THE EXERCISE: Find the string "text" in the entries and copy each line that has it.

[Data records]
===

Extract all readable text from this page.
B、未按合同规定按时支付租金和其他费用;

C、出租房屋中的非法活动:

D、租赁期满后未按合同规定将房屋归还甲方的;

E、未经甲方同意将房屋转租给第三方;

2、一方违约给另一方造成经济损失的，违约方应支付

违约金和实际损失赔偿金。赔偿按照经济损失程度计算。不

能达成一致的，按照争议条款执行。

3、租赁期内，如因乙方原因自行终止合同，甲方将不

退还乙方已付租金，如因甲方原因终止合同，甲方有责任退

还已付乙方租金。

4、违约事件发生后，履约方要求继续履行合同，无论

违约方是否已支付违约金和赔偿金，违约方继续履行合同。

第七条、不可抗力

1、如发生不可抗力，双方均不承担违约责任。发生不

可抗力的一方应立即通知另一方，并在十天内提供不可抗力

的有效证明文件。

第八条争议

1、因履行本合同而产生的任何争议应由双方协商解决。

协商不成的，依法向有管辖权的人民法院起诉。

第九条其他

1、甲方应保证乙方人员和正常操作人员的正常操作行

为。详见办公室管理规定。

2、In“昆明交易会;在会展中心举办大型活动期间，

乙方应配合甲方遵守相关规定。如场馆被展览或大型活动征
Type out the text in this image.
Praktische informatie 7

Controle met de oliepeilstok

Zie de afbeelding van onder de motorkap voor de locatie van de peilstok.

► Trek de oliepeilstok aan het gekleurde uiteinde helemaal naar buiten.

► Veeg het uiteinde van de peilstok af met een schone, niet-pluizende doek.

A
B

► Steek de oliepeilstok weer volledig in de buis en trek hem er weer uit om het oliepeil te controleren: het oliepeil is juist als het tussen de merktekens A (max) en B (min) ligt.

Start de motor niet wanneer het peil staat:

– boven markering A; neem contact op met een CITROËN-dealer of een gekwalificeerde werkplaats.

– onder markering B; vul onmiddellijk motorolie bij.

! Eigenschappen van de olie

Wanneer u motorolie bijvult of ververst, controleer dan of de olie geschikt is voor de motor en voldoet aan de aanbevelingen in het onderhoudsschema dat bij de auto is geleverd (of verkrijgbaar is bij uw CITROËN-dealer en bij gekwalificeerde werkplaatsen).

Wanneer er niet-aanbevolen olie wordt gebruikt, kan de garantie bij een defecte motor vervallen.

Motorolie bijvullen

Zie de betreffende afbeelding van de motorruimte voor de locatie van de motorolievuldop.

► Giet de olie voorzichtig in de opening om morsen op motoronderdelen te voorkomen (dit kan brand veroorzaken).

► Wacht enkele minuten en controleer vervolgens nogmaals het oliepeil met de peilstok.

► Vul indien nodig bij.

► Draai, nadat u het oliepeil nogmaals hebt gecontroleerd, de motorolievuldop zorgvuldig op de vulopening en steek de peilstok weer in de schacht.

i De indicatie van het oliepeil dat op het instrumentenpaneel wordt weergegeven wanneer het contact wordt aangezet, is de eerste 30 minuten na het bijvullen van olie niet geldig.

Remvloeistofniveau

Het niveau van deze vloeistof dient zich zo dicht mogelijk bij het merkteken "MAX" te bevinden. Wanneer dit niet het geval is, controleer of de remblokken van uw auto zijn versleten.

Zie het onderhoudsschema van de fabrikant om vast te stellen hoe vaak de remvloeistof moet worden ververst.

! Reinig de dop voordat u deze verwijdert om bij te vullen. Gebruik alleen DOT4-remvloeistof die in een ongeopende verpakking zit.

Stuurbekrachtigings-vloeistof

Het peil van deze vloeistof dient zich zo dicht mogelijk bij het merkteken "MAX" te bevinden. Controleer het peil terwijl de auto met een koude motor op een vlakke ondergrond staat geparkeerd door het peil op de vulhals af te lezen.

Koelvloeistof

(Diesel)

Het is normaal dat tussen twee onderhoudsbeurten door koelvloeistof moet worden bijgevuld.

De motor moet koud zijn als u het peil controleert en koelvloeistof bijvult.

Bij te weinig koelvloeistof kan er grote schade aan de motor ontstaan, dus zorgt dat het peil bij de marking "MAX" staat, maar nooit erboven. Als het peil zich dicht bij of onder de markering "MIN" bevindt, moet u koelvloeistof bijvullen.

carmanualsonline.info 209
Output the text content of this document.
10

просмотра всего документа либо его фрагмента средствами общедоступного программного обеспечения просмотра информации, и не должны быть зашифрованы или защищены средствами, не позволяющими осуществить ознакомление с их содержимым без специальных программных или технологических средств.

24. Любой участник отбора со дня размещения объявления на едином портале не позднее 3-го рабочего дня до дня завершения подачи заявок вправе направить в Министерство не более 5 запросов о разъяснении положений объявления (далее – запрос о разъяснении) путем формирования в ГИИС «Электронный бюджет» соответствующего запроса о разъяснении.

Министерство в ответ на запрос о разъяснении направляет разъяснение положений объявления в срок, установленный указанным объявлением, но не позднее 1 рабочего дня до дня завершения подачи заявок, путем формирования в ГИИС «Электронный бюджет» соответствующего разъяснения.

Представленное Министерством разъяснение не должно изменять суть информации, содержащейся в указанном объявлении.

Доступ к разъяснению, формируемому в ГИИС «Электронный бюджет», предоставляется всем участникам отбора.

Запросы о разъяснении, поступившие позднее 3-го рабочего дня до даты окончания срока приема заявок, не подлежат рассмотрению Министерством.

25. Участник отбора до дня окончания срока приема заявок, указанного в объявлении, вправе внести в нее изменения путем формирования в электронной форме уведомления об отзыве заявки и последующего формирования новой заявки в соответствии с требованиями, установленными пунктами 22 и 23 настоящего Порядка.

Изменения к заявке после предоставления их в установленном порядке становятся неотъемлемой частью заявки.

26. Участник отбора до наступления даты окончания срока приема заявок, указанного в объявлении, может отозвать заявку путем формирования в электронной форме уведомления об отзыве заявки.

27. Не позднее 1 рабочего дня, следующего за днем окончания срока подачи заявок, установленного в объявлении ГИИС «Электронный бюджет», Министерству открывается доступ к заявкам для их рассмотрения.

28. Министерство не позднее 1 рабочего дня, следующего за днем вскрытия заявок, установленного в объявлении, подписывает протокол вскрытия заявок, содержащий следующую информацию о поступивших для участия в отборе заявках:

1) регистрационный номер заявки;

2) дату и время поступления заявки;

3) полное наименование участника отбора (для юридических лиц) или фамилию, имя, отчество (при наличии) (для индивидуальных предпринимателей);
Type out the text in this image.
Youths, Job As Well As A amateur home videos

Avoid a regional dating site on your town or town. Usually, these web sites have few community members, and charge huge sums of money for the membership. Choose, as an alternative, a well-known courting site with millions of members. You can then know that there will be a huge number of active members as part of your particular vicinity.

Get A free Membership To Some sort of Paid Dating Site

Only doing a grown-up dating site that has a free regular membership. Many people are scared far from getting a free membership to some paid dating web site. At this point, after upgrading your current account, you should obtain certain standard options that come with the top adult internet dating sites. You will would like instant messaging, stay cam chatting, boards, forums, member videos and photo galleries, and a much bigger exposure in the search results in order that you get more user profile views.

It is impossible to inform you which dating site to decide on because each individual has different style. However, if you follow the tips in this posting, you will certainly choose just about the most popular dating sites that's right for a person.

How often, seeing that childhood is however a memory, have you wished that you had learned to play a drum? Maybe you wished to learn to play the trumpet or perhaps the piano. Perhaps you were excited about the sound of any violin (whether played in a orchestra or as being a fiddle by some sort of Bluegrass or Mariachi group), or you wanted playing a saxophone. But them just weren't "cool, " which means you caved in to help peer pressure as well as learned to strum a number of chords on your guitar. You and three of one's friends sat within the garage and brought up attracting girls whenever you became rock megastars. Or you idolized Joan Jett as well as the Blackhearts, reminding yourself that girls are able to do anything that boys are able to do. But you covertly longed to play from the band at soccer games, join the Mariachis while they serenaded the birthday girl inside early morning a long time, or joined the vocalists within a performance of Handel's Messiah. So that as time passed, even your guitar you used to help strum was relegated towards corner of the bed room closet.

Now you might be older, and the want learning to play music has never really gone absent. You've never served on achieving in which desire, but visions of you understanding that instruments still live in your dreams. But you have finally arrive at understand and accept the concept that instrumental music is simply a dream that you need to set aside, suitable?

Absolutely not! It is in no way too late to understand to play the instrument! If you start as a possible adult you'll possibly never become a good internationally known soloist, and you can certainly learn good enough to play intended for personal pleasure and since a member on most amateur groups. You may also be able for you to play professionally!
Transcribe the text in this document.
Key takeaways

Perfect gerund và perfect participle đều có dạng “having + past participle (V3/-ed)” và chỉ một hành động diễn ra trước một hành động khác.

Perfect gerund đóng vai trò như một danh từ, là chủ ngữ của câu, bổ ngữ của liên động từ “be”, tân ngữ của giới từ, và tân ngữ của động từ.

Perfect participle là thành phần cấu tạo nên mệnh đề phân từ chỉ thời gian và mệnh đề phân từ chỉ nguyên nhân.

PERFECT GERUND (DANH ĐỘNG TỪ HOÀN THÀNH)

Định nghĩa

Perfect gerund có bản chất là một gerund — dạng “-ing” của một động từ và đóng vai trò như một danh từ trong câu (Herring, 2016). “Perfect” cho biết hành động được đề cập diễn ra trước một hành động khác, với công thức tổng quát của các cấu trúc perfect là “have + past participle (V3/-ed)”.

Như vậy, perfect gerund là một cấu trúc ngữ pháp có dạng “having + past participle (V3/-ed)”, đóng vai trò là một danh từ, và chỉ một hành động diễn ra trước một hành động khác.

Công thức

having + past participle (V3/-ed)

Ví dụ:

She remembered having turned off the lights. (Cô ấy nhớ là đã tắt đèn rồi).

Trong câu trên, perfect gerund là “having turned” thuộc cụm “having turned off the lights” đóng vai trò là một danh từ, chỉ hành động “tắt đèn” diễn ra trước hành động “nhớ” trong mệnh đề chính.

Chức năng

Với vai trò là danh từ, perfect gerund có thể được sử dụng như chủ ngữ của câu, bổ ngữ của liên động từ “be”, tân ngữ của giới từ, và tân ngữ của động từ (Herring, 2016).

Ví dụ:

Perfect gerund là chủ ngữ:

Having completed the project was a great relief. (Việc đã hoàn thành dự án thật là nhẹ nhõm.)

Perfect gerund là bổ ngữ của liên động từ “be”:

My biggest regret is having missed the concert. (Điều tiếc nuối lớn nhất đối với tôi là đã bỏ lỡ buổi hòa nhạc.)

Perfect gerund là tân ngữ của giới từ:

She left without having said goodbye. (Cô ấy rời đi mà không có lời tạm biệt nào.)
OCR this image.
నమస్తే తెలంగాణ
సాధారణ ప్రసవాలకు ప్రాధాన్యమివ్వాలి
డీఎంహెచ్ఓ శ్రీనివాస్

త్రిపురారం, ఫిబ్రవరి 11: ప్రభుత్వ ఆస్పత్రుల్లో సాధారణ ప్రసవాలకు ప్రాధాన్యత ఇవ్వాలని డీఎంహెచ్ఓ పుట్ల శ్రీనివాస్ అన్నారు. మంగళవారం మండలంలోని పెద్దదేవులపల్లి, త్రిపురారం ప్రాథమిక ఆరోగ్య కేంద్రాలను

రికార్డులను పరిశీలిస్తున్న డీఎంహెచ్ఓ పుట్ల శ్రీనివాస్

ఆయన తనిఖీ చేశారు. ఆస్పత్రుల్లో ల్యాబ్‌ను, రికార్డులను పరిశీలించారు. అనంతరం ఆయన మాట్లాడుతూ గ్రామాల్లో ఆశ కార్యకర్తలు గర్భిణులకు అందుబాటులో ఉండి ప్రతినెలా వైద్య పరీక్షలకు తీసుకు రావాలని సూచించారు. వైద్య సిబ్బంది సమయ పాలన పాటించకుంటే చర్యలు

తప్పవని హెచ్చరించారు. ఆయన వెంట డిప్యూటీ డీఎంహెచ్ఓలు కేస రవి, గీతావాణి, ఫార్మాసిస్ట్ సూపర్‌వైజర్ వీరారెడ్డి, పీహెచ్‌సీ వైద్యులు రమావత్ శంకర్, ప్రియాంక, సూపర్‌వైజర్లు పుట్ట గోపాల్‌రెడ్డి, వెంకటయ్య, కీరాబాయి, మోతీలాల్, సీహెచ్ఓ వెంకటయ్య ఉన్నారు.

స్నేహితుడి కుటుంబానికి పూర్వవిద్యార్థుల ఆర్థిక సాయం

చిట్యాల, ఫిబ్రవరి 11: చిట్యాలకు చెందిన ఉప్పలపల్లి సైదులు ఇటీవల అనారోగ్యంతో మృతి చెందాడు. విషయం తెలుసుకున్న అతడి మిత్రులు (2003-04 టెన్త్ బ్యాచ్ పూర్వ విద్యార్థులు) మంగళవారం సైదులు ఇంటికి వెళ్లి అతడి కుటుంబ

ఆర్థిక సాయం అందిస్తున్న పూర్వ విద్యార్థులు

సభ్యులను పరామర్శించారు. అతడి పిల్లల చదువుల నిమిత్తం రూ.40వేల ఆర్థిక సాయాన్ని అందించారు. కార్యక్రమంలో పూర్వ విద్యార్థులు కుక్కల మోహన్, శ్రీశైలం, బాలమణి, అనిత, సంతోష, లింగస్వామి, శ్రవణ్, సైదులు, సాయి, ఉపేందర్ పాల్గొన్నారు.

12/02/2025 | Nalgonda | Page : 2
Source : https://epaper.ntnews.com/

===

EXERCISE RESPONSE:
Extract all readable text from this page.
Type out the text in this image.
Output the text content of this document.
Type out the text in this image.
Transcribe the text in this document.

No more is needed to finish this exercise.